━━━ Data supplied ━━━

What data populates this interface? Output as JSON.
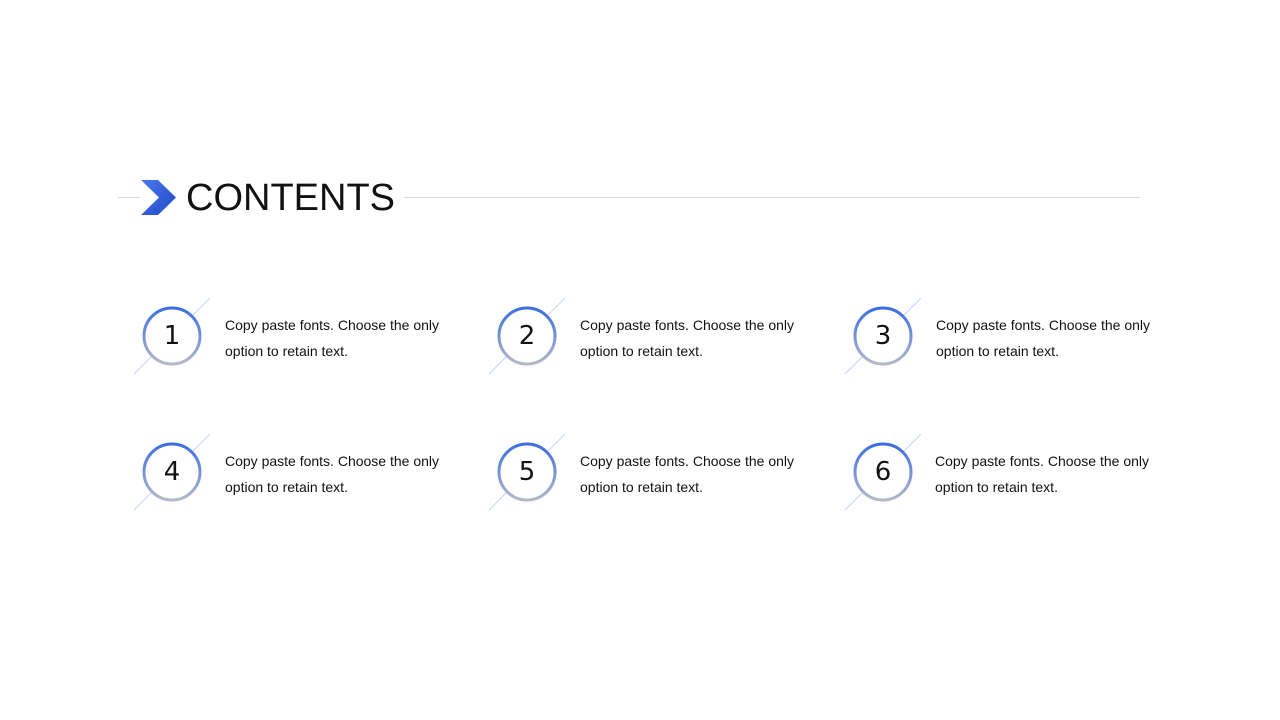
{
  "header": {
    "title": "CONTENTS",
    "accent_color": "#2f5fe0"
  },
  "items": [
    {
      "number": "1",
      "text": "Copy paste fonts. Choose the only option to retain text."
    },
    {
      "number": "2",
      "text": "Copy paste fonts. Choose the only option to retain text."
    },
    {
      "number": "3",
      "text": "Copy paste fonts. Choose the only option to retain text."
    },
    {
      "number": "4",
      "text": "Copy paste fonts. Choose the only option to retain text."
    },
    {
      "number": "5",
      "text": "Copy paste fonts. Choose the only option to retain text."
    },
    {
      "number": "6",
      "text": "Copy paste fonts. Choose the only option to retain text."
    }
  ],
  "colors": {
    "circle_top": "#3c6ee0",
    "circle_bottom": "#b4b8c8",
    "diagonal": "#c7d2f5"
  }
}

━━━

Goal: Without the pictures, return all the records precisely as they stand.

Worked answer:
What data populates this interface? Output as JSON.
{
  "header": {
    "title": "CONTENTS",
    "accent_color": "#2f5fe0"
  },
  "items": [
    {
      "number": "1",
      "text": "Copy paste fonts. Choose the only option to retain text."
    },
    {
      "number": "2",
      "text": "Copy paste fonts. Choose the only option to retain text."
    },
    {
      "number": "3",
      "text": "Copy paste fonts. Choose the only option to retain text."
    },
    {
      "number": "4",
      "text": "Copy paste fonts. Choose the only option to retain text."
    },
    {
      "number": "5",
      "text": "Copy paste fonts. Choose the only option to retain text."
    },
    {
      "number": "6",
      "text": "Copy paste fonts. Choose the only option to retain text."
    }
  ],
  "colors": {
    "circle_top": "#3c6ee0",
    "circle_bottom": "#b4b8c8",
    "diagonal": "#c7d2f5"
  }
}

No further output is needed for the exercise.